◆ Task to complete ◆
Rewrite every line of the items below as a numbered list, skipping blank lines and leaving out the pictures.

◆ Given data ◆
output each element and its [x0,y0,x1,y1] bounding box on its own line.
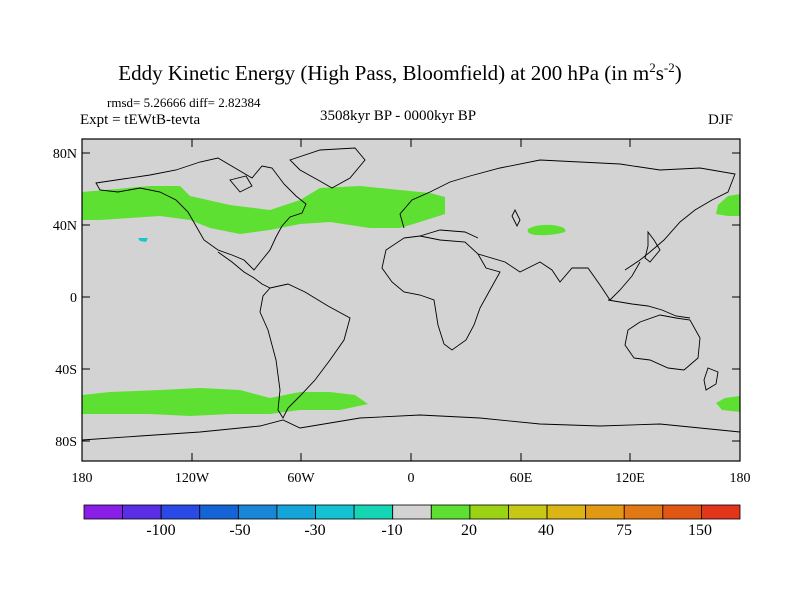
lon-label: 0 [408,471,415,486]
japan-coast [644,230,661,263]
colorbar-label: 40 [538,522,554,539]
colorbar-swatch [469,504,509,520]
lon-label: 180 [730,471,751,486]
coastlines [81,147,741,441]
africa-coast [381,235,501,351]
lat-label: 80N [53,147,77,162]
lat-labels: 80N 40N 0 40S 80S [53,147,77,450]
colorbar-swatch [662,504,702,520]
colorbar-swatch [122,504,162,520]
season-label: DJF [708,112,734,128]
colorbar-swatch [623,504,664,520]
lat-label: 0 [70,291,77,306]
colorbar-labels: -100 -50 -30 -10 20 40 75 150 [146,522,712,539]
map-title: Eddy Kinetic Energy (High Pass, Bloomfie… [118,60,682,85]
colorbar-swatch [353,504,394,520]
lat-label: 40S [55,363,77,378]
time-period-label: 3508kyr BP - 0000kyr BP [320,108,477,124]
negative-anomaly-patch [138,238,148,242]
australia-coast [624,314,701,371]
north-america-coast [95,157,307,271]
asia-south-coast [477,253,641,301]
south-america-coast [259,283,351,419]
sh-pacific-patch [716,396,740,412]
antarctica-coast [81,414,741,441]
colorbar-swatch [546,504,587,520]
lon-labels: 180 120W 60W 0 60E 120E 180 [72,471,751,486]
hudson-bay-coast [229,175,253,193]
colorbar-swatch [392,504,432,520]
europe-coast [399,159,736,271]
caspian-coast [511,208,521,228]
lon-label: 120E [615,471,645,486]
colorbar-swatch [430,504,471,520]
mediterranean-coast [419,229,479,239]
greenland-coast [289,147,366,189]
lon-label: 60E [510,471,533,486]
lat-label: 40N [53,219,77,234]
indonesia-coast [607,299,691,319]
experiment-label: Expt = tEWtB-tevta [80,112,201,128]
colorbar-swatch [237,504,278,520]
colorbar-swatch [160,504,201,520]
lon-label: 120W [175,471,210,486]
lon-label: 60W [287,471,315,486]
colorbar-swatch [83,504,123,520]
colorbar-swatch [276,504,316,520]
colorbar-swatch [315,504,355,520]
nw-pacific-patch [716,194,740,216]
colorbar [83,504,741,520]
colorbar-label: -10 [381,522,402,539]
colorbar-label: 75 [616,522,632,539]
lon-label: 180 [72,471,93,486]
sh-storm-track-band [82,388,368,416]
colorbar-swatch [508,504,548,520]
eurasia-patch [527,224,566,236]
central-america-coast [217,251,271,289]
colorbar-label: -30 [304,522,325,539]
colorbar-swatch [701,504,741,520]
colorbar-swatch [199,504,239,520]
lat-label: 80S [55,435,77,450]
colorbar-label: 150 [688,522,712,539]
colorbar-label: 20 [461,522,477,539]
colorbar-label: -100 [146,522,175,539]
rmsd-diff-stats: rmsd= 5.26666 diff= 2.82384 [107,95,261,110]
colorbar-swatch [585,504,625,520]
new-zealand-coast [703,367,719,391]
lat-ticks [82,152,740,442]
lon-ticks [191,139,631,461]
colorbar-label: -50 [229,522,250,539]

◆ Exercise answer ◆
1. output each element and its [x0,y0,x1,y1] bounding box on its own line.
2. lon-label: 0 [408,471,415,486]
3. japan-coast [644,230,661,263]
4. colorbar-label: 40 [538,522,554,539]
5. colorbar-swatch [469,504,509,520]
6. lon-label: 180 [730,471,751,486]
7. coastlines [81,147,741,441]
8. africa-coast [381,235,501,351]
9. lat-label: 80N [53,147,77,162]
10. lat-labels: 80N 40N 0 40S 80S [53,147,77,450]
11. colorbar-swatch [662,504,702,520]
12. colorbar-swatch [122,504,162,520]
13. season-label: DJF [708,112,734,128]
14. colorbar-swatch [623,504,664,520]
15. lat-label: 0 [70,291,77,306]
16. colorbar-labels: -100 -50 -30 -10 20 40 75 150 [146,522,712,539]
17. map-title: Eddy Kinetic Energy (High Pass, Bloomfie… [118,60,682,85]
18. colorbar-swatch [353,504,394,520]
19. lat-label: 40S [55,363,77,378]
20. time-period-label: 3508kyr BP - 0000kyr BP [320,108,477,124]
21. negative-anomaly-patch [138,238,148,242]
22. australia-coast [624,314,701,371]
23. north-america-coast [95,157,307,271]
24. asia-south-coast [477,253,641,301]
25. south-america-coast [259,283,351,419]
26. sh-pacific-patch [716,396,740,412]
27. antarctica-coast [81,414,741,441]
28. colorbar-swatch [546,504,587,520]
29. lon-labels: 180 120W 60W 0 60E 120E 180 [72,471,751,486]
30. hudson-bay-coast [229,175,253,193]
31. colorbar-swatch [392,504,432,520]
32. europe-coast [399,159,736,271]
33. caspian-coast [511,208,521,228]
34. lon-label: 120E [615,471,645,486]
35. colorbar-swatch [430,504,471,520]
36. mediterranean-coast [419,229,479,239]
37. greenland-coast [289,147,366,189]
38. lon-label: 60E [510,471,533,486]
39. lat-label: 40N [53,219,77,234]
40. indonesia-coast [607,299,691,319]
41. experiment-label: Expt = tEWtB-tevta [80,112,201,128]
42. colorbar-swatch [237,504,278,520]
43. colorbar-swatch [160,504,201,520]
44. lon-label: 120W [175,471,210,486]
45. lon-label: 60W [287,471,315,486]
46. colorbar-swatch [83,504,123,520]
47. colorbar-swatch [276,504,316,520]
48. colorbar-swatch [315,504,355,520]
49. nw-pacific-patch [716,194,740,216]
50. colorbar [83,504,741,520]
51. colorbar-label: -10 [381,522,402,539]
52. colorbar-label: 75 [616,522,632,539]
53. lon-label: 180 [72,471,93,486]
54. sh-storm-track-band [82,388,368,416]
55. colorbar-swatch [508,504,548,520]
56. eurasia-patch [527,224,566,236]
57. central-america-coast [217,251,271,289]
58. colorbar-label: -30 [304,522,325,539]
59. colorbar-swatch [701,504,741,520]
60. colorbar-swatch [199,504,239,520]
61. lat-label: 80S [55,435,77,450]
62. colorbar-label: 150 [688,522,712,539]
63. colorbar-label: 20 [461,522,477,539]
64. colorbar-label: -100 [146,522,175,539]
65. rmsd-diff-stats: rmsd= 5.26666 diff= 2.82384 [107,95,261,110]
66. colorbar-swatch [585,504,625,520]
67. new-zealand-coast [703,367,719,391]
68. lat-ticks [82,152,740,442]
69. lon-ticks [191,139,631,461]
70. colorbar-label: -50 [229,522,250,539]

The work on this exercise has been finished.